Objective:
Please give the listing again, word for word, with nothing left out.

[Figure record extracts]
—————
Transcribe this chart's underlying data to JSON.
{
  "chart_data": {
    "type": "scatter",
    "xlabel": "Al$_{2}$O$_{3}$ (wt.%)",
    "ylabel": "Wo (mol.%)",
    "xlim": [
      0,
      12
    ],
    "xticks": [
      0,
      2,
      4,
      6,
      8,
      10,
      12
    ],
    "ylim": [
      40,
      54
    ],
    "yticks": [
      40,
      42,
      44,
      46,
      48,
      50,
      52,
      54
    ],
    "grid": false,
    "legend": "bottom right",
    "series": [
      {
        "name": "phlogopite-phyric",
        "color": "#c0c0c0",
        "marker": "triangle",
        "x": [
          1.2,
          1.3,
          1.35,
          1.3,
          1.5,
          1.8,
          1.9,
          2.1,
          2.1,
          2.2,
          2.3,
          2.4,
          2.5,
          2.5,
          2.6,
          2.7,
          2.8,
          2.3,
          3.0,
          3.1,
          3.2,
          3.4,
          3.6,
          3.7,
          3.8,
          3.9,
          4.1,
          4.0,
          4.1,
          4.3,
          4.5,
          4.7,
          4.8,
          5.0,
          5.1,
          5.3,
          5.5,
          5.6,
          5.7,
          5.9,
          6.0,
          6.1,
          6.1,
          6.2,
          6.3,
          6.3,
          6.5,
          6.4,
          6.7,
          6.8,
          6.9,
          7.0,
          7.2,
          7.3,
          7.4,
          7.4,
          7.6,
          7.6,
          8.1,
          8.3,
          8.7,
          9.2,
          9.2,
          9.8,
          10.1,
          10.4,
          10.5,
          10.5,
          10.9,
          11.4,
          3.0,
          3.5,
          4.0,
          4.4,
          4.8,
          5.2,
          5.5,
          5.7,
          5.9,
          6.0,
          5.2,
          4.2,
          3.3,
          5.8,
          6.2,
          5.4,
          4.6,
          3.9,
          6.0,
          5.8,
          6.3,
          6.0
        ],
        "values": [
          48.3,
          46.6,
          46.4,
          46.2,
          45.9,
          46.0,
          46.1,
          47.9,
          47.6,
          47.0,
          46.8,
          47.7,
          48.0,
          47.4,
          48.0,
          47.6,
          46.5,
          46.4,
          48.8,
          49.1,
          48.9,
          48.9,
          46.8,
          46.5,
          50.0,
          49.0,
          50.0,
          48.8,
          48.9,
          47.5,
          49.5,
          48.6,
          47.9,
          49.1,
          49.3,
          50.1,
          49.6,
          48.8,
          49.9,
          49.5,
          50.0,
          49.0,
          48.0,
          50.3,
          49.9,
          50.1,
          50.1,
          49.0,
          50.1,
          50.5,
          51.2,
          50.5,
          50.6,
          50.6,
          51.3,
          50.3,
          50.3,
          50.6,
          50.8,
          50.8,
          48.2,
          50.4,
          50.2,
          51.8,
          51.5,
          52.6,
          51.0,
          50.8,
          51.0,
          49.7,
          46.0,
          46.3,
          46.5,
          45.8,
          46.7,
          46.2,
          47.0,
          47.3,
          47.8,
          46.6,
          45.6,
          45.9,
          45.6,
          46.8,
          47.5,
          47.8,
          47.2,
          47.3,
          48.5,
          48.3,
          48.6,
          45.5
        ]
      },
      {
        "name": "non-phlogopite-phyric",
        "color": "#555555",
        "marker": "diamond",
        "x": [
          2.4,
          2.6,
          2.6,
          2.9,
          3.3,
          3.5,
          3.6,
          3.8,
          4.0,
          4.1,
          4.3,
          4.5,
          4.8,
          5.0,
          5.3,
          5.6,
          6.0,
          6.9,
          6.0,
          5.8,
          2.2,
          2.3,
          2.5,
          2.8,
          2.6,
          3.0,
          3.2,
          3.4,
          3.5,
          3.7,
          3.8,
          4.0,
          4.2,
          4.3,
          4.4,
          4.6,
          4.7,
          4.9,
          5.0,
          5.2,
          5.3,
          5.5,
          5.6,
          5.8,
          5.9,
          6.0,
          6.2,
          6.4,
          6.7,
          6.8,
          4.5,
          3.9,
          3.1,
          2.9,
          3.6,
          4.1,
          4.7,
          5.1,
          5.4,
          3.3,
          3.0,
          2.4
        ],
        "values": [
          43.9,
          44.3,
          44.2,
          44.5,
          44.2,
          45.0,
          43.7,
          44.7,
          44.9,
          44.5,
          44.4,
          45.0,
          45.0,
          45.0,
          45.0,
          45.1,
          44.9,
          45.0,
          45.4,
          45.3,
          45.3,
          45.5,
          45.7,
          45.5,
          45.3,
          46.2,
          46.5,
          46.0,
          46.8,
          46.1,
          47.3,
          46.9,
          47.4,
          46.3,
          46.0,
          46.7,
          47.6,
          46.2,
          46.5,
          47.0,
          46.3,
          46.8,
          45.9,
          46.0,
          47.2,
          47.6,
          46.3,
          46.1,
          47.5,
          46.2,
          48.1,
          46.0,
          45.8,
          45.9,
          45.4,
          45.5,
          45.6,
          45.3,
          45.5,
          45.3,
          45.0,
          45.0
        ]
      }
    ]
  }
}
—————
Exercise response:
Transcribe this chart's underlying data to JSON.
{
  "chart_data": {
    "type": "scatter",
    "xlabel": "Al$_{2}$O$_{3}$ (wt.%)",
    "ylabel": "Wo (mol.%)",
    "xlim": [
      0,
      12
    ],
    "xticks": [
      0,
      2,
      4,
      6,
      8,
      10,
      12
    ],
    "ylim": [
      40,
      54
    ],
    "yticks": [
      40,
      42,
      44,
      46,
      48,
      50,
      52,
      54
    ],
    "grid": false,
    "legend": "bottom right",
    "series": [
      {
        "name": "phlogopite-phyric",
        "color": "#c0c0c0",
        "marker": "triangle",
        "x": [
          1.2,
          1.3,
          1.35,
          1.3,
          1.5,
          1.8,
          1.9,
          2.1,
          2.1,
          2.2,
          2.3,
          2.4,
          2.5,
          2.5,
          2.6,
          2.7,
          2.8,
          2.3,
          3.0,
          3.1,
          3.2,
          3.4,
          3.6,
          3.7,
          3.8,
          3.9,
          4.1,
          4.0,
          4.1,
          4.3,
          4.5,
          4.7,
          4.8,
          5.0,
          5.1,
          5.3,
          5.5,
          5.6,
          5.7,
          5.9,
          6.0,
          6.1,
          6.1,
          6.2,
          6.3,
          6.3,
          6.5,
          6.4,
          6.7,
          6.8,
          6.9,
          7.0,
          7.2,
          7.3,
          7.4,
          7.4,
          7.6,
          7.6,
          8.1,
          8.3,
          8.7,
          9.2,
          9.2,
          9.8,
          10.1,
          10.4,
          10.5,
          10.5,
          10.9,
          11.4,
          3.0,
          3.5,
          4.0,
          4.4,
          4.8,
          5.2,
          5.5,
          5.7,
          5.9,
          6.0,
          5.2,
          4.2,
          3.3,
          5.8,
          6.2,
          5.4,
          4.6,
          3.9,
          6.0,
          5.8,
          6.3,
          6.0
        ],
        "values": [
          48.3,
          46.6,
          46.4,
          46.2,
          45.9,
          46.0,
          46.1,
          47.9,
          47.6,
          47.0,
          46.8,
          47.7,
          48.0,
          47.4,
          48.0,
          47.6,
          46.5,
          46.4,
          48.8,
          49.1,
          48.9,
          48.9,
          46.8,
          46.5,
          50.0,
          49.0,
          50.0,
          48.8,
          48.9,
          47.5,
          49.5,
          48.6,
          47.9,
          49.1,
          49.3,
          50.1,
          49.6,
          48.8,
          49.9,
          49.5,
          50.0,
          49.0,
          48.0,
          50.3,
          49.9,
          50.1,
          50.1,
          49.0,
          50.1,
          50.5,
          51.2,
          50.5,
          50.6,
          50.6,
          51.3,
          50.3,
          50.3,
          50.6,
          50.8,
          50.8,
          48.2,
          50.4,
          50.2,
          51.8,
          51.5,
          52.6,
          51.0,
          50.8,
          51.0,
          49.7,
          46.0,
          46.3,
          46.5,
          45.8,
          46.7,
          46.2,
          47.0,
          47.3,
          47.8,
          46.6,
          45.6,
          45.9,
          45.6,
          46.8,
          47.5,
          47.8,
          47.2,
          47.3,
          48.5,
          48.3,
          48.6,
          45.5
        ]
      },
      {
        "name": "non-phlogopite-phyric",
        "color": "#555555",
        "marker": "diamond",
        "x": [
          2.4,
          2.6,
          2.6,
          2.9,
          3.3,
          3.5,
          3.6,
          3.8,
          4.0,
          4.1,
          4.3,
          4.5,
          4.8,
          5.0,
          5.3,
          5.6,
          6.0,
          6.9,
          6.0,
          5.8,
          2.2,
          2.3,
          2.5,
          2.8,
          2.6,
          3.0,
          3.2,
          3.4,
          3.5,
          3.7,
          3.8,
          4.0,
          4.2,
          4.3,
          4.4,
          4.6,
          4.7,
          4.9,
          5.0,
          5.2,
          5.3,
          5.5,
          5.6,
          5.8,
          5.9,
          6.0,
          6.2,
          6.4,
          6.7,
          6.8,
          4.5,
          3.9,
          3.1,
          2.9,
          3.6,
          4.1,
          4.7,
          5.1,
          5.4,
          3.3,
          3.0,
          2.4
        ],
        "values": [
          43.9,
          44.3,
          44.2,
          44.5,
          44.2,
          45.0,
          43.7,
          44.7,
          44.9,
          44.5,
          44.4,
          45.0,
          45.0,
          45.0,
          45.0,
          45.1,
          44.9,
          45.0,
          45.4,
          45.3,
          45.3,
          45.5,
          45.7,
          45.5,
          45.3,
          46.2,
          46.5,
          46.0,
          46.8,
          46.1,
          47.3,
          46.9,
          47.4,
          46.3,
          46.0,
          46.7,
          47.6,
          46.2,
          46.5,
          47.0,
          46.3,
          46.8,
          45.9,
          46.0,
          47.2,
          47.6,
          46.3,
          46.1,
          47.5,
          46.2,
          48.1,
          46.0,
          45.8,
          45.9,
          45.4,
          45.5,
          45.6,
          45.3,
          45.5,
          45.3,
          45.0,
          45.0
        ]
      }
    ]
  }
}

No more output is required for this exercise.